Prompt: Reproduce the records below in their entirety, character for character.

[Dataset items]
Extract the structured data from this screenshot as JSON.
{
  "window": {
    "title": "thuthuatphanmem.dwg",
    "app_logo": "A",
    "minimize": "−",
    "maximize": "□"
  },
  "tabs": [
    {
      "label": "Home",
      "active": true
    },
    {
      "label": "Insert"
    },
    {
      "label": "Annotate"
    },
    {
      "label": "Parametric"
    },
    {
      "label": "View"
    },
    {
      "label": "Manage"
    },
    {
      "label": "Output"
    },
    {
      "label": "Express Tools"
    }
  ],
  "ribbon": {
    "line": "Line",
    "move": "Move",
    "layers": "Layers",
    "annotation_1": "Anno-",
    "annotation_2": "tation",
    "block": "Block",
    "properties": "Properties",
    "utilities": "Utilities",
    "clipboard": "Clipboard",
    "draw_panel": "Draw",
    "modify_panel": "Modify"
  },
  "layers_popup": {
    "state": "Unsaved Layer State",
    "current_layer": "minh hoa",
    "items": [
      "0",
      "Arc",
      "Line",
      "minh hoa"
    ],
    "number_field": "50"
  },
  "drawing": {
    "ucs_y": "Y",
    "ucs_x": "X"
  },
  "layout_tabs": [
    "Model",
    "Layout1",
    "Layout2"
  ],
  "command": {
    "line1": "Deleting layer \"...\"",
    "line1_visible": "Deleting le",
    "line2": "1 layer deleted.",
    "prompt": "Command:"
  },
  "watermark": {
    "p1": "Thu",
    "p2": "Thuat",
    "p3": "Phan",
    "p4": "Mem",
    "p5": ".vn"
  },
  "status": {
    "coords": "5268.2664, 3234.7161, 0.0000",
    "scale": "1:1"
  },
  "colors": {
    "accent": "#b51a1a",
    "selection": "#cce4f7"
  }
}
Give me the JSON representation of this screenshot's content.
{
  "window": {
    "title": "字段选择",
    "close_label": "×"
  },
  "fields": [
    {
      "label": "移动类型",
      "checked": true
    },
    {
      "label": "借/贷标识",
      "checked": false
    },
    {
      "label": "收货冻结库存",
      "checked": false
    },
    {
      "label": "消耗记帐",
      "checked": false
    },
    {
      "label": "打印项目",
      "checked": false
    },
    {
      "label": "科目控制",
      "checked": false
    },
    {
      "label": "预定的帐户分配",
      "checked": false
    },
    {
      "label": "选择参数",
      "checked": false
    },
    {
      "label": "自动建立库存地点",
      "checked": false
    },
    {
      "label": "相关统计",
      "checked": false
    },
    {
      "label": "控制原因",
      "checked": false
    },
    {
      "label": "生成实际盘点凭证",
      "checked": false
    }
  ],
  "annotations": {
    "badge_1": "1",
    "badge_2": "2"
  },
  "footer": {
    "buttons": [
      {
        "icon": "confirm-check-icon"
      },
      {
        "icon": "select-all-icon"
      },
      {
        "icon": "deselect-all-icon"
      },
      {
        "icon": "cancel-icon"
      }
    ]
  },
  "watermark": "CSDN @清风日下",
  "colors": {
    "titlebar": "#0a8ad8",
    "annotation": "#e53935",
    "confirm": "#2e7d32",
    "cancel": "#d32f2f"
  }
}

Exercise answer:
Extract the structured data from this screenshot as JSON.
{
  "window": {
    "title": "thuthuatphanmem.dwg",
    "app_logo": "A",
    "minimize": "−",
    "maximize": "□"
  },
  "tabs": [
    {
      "label": "Home",
      "active": true
    },
    {
      "label": "Insert"
    },
    {
      "label": "Annotate"
    },
    {
      "label": "Parametric"
    },
    {
      "label": "View"
    },
    {
      "label": "Manage"
    },
    {
      "label": "Output"
    },
    {
      "label": "Express Tools"
    }
  ],
  "ribbon": {
    "line": "Line",
    "move": "Move",
    "layers": "Layers",
    "annotation_1": "Anno-",
    "annotation_2": "tation",
    "block": "Block",
    "properties": "Properties",
    "utilities": "Utilities",
    "clipboard": "Clipboard",
    "draw_panel": "Draw",
    "modify_panel": "Modify"
  },
  "layers_popup": {
    "state": "Unsaved Layer State",
    "current_layer": "minh hoa",
    "items": [
      "0",
      "Arc",
      "Line",
      "minh hoa"
    ],
    "number_field": "50"
  },
  "drawing": {
    "ucs_y": "Y",
    "ucs_x": "X"
  },
  "layout_tabs": [
    "Model",
    "Layout1",
    "Layout2"
  ],
  "command": {
    "line1": "Deleting layer \"...\"",
    "line1_visible": "Deleting le",
    "line2": "1 layer deleted.",
    "prompt": "Command:"
  },
  "watermark": {
    "p1": "Thu",
    "p2": "Thuat",
    "p3": "Phan",
    "p4": "Mem",
    "p5": ".vn"
  },
  "status": {
    "coords": "5268.2664, 3234.7161, 0.0000",
    "scale": "1:1"
  },
  "colors": {
    "accent": "#b51a1a",
    "selection": "#cce4f7"
  }
}
Give me the JSON representation of this screenshot's content.
{
  "window": {
    "title": "字段选择",
    "close_label": "×"
  },
  "fields": [
    {
      "label": "移动类型",
      "checked": true
    },
    {
      "label": "借/贷标识",
      "checked": false
    },
    {
      "label": "收货冻结库存",
      "checked": false
    },
    {
      "label": "消耗记帐",
      "checked": false
    },
    {
      "label": "打印项目",
      "checked": false
    },
    {
      "label": "科目控制",
      "checked": false
    },
    {
      "label": "预定的帐户分配",
      "checked": false
    },
    {
      "label": "选择参数",
      "checked": false
    },
    {
      "label": "自动建立库存地点",
      "checked": false
    },
    {
      "label": "相关统计",
      "checked": false
    },
    {
      "label": "控制原因",
      "checked": false
    },
    {
      "label": "生成实际盘点凭证",
      "checked": false
    }
  ],
  "annotations": {
    "badge_1": "1",
    "badge_2": "2"
  },
  "footer": {
    "buttons": [
      {
        "icon": "confirm-check-icon"
      },
      {
        "icon": "select-all-icon"
      },
      {
        "icon": "deselect-all-icon"
      },
      {
        "icon": "cancel-icon"
      }
    ]
  },
  "watermark": "CSDN @清风日下",
  "colors": {
    "titlebar": "#0a8ad8",
    "annotation": "#e53935",
    "confirm": "#2e7d32",
    "cancel": "#d32f2f"
  }
}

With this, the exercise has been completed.